[Source records]
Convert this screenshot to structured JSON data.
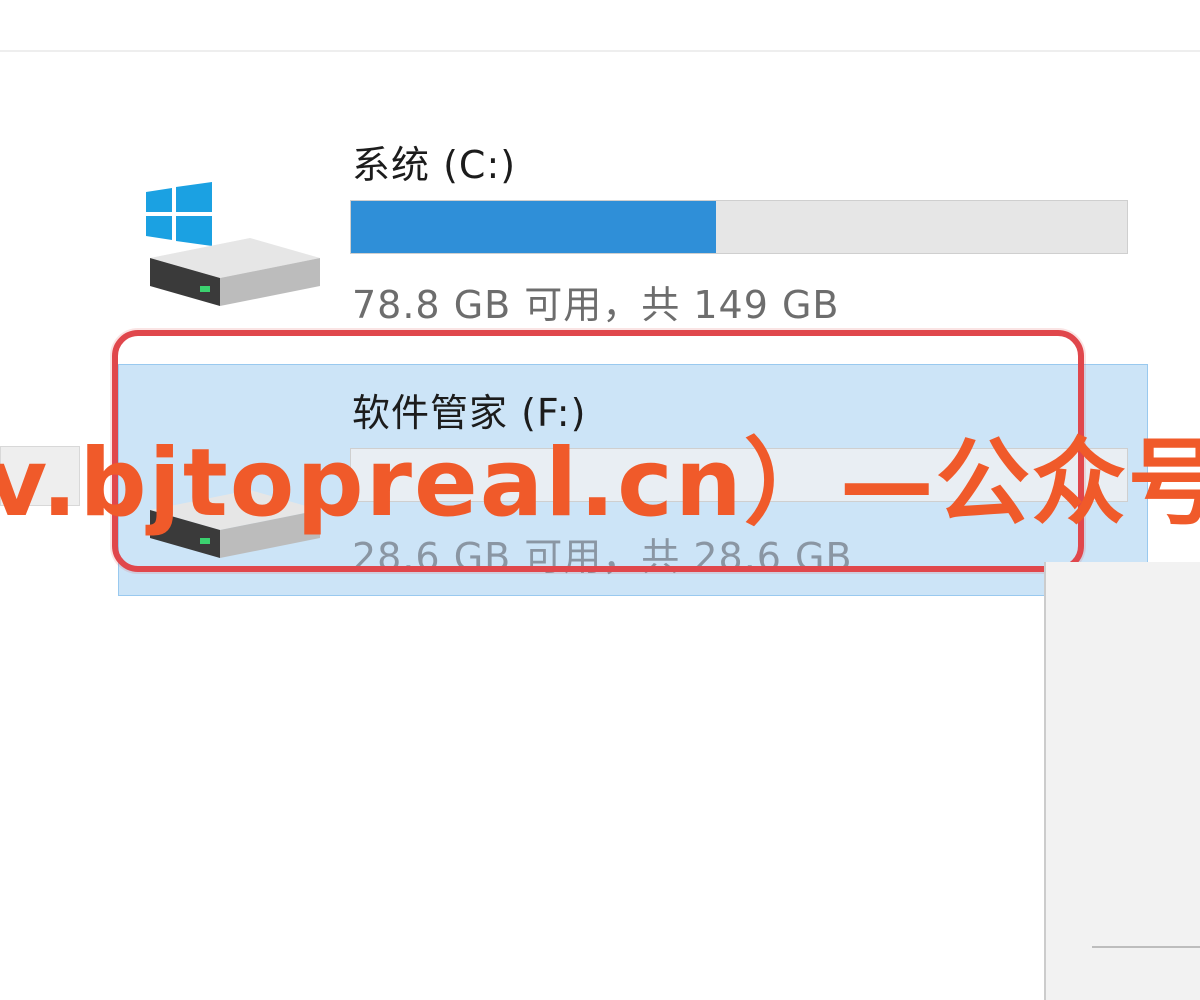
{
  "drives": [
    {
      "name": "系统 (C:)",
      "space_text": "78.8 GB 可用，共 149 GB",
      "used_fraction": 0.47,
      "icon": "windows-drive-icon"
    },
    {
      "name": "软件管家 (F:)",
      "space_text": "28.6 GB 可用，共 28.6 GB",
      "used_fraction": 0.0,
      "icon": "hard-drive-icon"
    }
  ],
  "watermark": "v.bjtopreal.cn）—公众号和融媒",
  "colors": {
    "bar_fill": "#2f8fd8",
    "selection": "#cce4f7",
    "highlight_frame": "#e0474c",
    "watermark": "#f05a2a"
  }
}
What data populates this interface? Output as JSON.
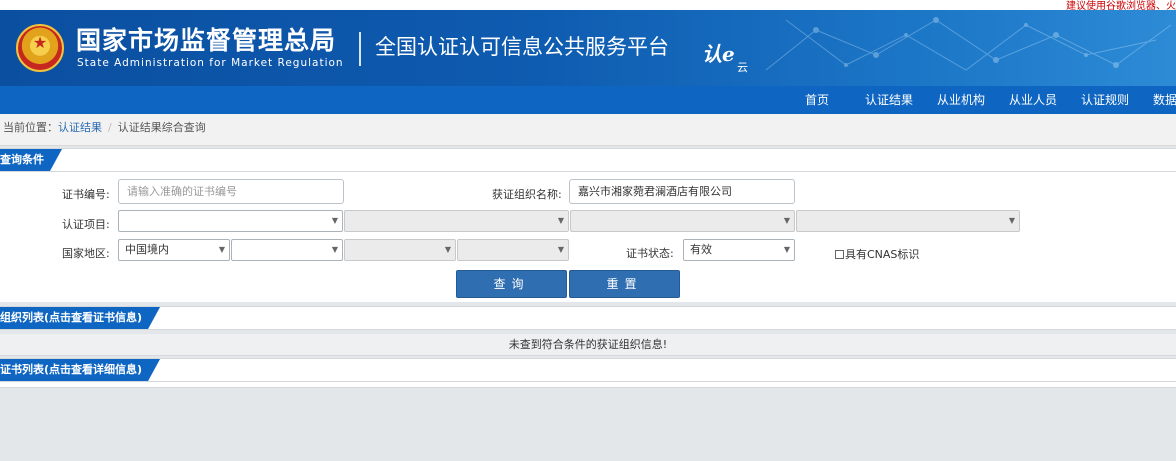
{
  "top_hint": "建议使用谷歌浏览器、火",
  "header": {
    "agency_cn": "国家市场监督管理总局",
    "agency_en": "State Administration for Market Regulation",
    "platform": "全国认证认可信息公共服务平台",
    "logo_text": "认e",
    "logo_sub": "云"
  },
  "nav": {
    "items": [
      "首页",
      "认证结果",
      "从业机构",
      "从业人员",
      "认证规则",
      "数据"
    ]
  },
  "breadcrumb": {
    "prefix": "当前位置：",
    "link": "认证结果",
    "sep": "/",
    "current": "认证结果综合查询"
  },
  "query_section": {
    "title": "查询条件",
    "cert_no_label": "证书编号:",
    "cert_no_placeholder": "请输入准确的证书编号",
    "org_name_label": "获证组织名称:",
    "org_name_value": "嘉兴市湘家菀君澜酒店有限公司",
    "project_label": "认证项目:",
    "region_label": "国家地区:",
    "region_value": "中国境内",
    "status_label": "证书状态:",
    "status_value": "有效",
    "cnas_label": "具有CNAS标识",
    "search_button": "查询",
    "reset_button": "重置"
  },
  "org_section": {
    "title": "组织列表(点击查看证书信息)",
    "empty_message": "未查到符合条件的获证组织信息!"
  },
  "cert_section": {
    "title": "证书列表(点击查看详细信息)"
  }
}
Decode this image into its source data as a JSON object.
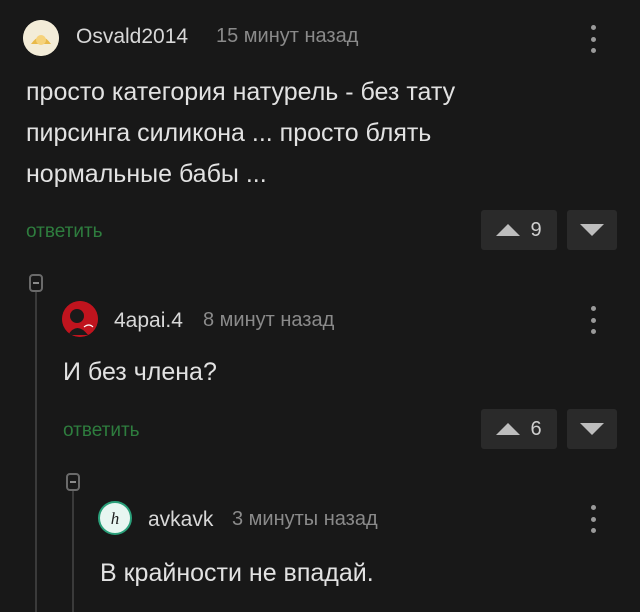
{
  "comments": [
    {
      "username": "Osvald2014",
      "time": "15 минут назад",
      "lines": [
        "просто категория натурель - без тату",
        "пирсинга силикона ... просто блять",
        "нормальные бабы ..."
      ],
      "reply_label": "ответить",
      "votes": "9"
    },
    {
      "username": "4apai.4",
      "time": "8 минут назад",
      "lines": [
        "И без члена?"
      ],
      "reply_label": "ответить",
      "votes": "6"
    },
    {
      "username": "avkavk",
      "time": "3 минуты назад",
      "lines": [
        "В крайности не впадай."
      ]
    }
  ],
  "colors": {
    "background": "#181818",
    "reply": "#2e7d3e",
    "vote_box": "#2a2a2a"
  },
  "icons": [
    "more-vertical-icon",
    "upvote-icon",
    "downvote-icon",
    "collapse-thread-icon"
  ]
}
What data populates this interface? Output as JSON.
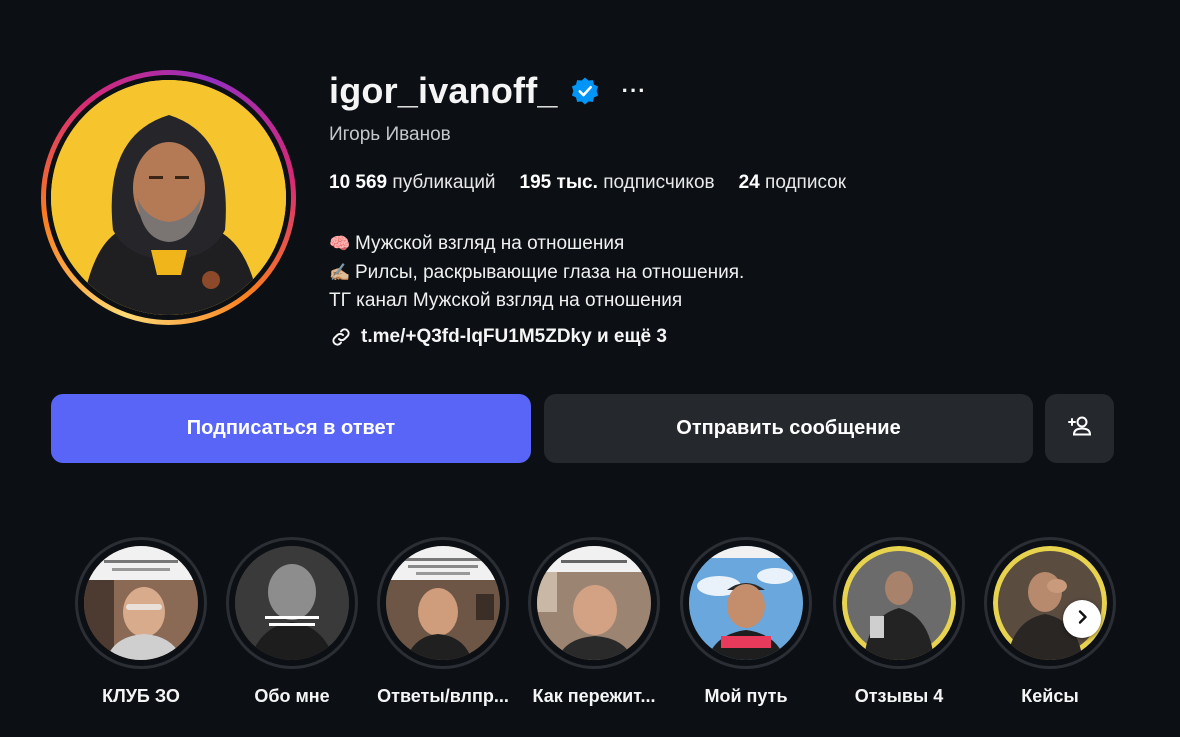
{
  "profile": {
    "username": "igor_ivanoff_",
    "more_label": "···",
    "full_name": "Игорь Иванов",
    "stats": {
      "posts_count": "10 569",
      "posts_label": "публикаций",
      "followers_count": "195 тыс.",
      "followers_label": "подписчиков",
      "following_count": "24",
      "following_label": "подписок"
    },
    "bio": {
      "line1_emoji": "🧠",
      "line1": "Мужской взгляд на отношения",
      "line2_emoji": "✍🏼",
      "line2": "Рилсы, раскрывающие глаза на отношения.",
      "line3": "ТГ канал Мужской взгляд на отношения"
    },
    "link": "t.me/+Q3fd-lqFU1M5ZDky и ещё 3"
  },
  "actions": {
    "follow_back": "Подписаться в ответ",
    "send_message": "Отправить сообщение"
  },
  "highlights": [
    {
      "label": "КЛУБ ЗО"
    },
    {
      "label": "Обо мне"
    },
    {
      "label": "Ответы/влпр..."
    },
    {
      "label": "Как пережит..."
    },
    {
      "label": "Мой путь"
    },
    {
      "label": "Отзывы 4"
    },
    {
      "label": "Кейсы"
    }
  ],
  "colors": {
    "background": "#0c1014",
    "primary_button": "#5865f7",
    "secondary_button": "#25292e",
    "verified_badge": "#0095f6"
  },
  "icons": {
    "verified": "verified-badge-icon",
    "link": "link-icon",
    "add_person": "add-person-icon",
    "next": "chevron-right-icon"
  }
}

• **Task directions**:
Answer with a single number: the count of lines holding the word "watermark".

• **Exercise result**:
2